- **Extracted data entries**
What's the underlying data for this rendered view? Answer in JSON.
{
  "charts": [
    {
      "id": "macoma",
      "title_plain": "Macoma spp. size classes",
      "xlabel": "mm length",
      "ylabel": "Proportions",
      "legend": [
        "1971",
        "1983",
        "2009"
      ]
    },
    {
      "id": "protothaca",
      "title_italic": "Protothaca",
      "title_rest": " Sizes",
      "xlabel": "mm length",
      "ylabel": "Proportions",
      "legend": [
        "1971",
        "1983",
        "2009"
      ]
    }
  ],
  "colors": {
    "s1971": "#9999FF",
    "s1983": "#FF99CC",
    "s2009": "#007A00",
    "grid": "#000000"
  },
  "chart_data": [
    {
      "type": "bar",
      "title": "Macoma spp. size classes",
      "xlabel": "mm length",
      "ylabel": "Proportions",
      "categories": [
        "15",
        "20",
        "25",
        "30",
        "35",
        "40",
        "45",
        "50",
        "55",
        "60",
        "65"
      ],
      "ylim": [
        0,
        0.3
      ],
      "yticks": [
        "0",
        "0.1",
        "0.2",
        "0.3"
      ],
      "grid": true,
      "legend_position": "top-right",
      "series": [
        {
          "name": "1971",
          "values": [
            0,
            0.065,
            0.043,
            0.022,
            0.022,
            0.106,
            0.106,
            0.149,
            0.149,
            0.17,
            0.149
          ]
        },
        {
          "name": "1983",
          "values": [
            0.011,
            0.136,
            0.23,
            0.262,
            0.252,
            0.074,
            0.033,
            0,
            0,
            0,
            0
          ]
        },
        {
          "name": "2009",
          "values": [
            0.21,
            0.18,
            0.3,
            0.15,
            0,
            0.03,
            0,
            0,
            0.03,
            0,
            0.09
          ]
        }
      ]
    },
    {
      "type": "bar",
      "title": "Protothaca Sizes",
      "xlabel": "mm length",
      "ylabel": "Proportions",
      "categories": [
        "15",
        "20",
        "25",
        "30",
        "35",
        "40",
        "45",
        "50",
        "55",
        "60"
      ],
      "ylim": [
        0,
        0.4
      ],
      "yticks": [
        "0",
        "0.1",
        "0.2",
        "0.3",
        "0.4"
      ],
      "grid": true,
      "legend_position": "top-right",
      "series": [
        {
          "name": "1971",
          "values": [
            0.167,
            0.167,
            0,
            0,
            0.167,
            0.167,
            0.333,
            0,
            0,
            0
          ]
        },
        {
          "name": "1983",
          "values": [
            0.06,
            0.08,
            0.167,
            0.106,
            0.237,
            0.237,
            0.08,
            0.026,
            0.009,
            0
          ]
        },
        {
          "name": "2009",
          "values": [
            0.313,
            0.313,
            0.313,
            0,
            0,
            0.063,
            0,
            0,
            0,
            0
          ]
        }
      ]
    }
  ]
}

- **Exercise goal**
Please repeat all the records above exactly as they appear.

- **Solved exercise**
What's the underlying data for this rendered view? Answer in JSON.
{
  "charts": [
    {
      "id": "macoma",
      "title_plain": "Macoma spp. size classes",
      "xlabel": "mm length",
      "ylabel": "Proportions",
      "legend": [
        "1971",
        "1983",
        "2009"
      ]
    },
    {
      "id": "protothaca",
      "title_italic": "Protothaca",
      "title_rest": " Sizes",
      "xlabel": "mm length",
      "ylabel": "Proportions",
      "legend": [
        "1971",
        "1983",
        "2009"
      ]
    }
  ],
  "colors": {
    "s1971": "#9999FF",
    "s1983": "#FF99CC",
    "s2009": "#007A00",
    "grid": "#000000"
  },
  "chart_data": [
    {
      "type": "bar",
      "title": "Macoma spp. size classes",
      "xlabel": "mm length",
      "ylabel": "Proportions",
      "categories": [
        "15",
        "20",
        "25",
        "30",
        "35",
        "40",
        "45",
        "50",
        "55",
        "60",
        "65"
      ],
      "ylim": [
        0,
        0.3
      ],
      "yticks": [
        "0",
        "0.1",
        "0.2",
        "0.3"
      ],
      "grid": true,
      "legend_position": "top-right",
      "series": [
        {
          "name": "1971",
          "values": [
            0,
            0.065,
            0.043,
            0.022,
            0.022,
            0.106,
            0.106,
            0.149,
            0.149,
            0.17,
            0.149
          ]
        },
        {
          "name": "1983",
          "values": [
            0.011,
            0.136,
            0.23,
            0.262,
            0.252,
            0.074,
            0.033,
            0,
            0,
            0,
            0
          ]
        },
        {
          "name": "2009",
          "values": [
            0.21,
            0.18,
            0.3,
            0.15,
            0,
            0.03,
            0,
            0,
            0.03,
            0,
            0.09
          ]
        }
      ]
    },
    {
      "type": "bar",
      "title": "Protothaca Sizes",
      "xlabel": "mm length",
      "ylabel": "Proportions",
      "categories": [
        "15",
        "20",
        "25",
        "30",
        "35",
        "40",
        "45",
        "50",
        "55",
        "60"
      ],
      "ylim": [
        0,
        0.4
      ],
      "yticks": [
        "0",
        "0.1",
        "0.2",
        "0.3",
        "0.4"
      ],
      "grid": true,
      "legend_position": "top-right",
      "series": [
        {
          "name": "1971",
          "values": [
            0.167,
            0.167,
            0,
            0,
            0.167,
            0.167,
            0.333,
            0,
            0,
            0
          ]
        },
        {
          "name": "1983",
          "values": [
            0.06,
            0.08,
            0.167,
            0.106,
            0.237,
            0.237,
            0.08,
            0.026,
            0.009,
            0
          ]
        },
        {
          "name": "2009",
          "values": [
            0.313,
            0.313,
            0.313,
            0,
            0,
            0.063,
            0,
            0,
            0,
            0
          ]
        }
      ]
    }
  ]
}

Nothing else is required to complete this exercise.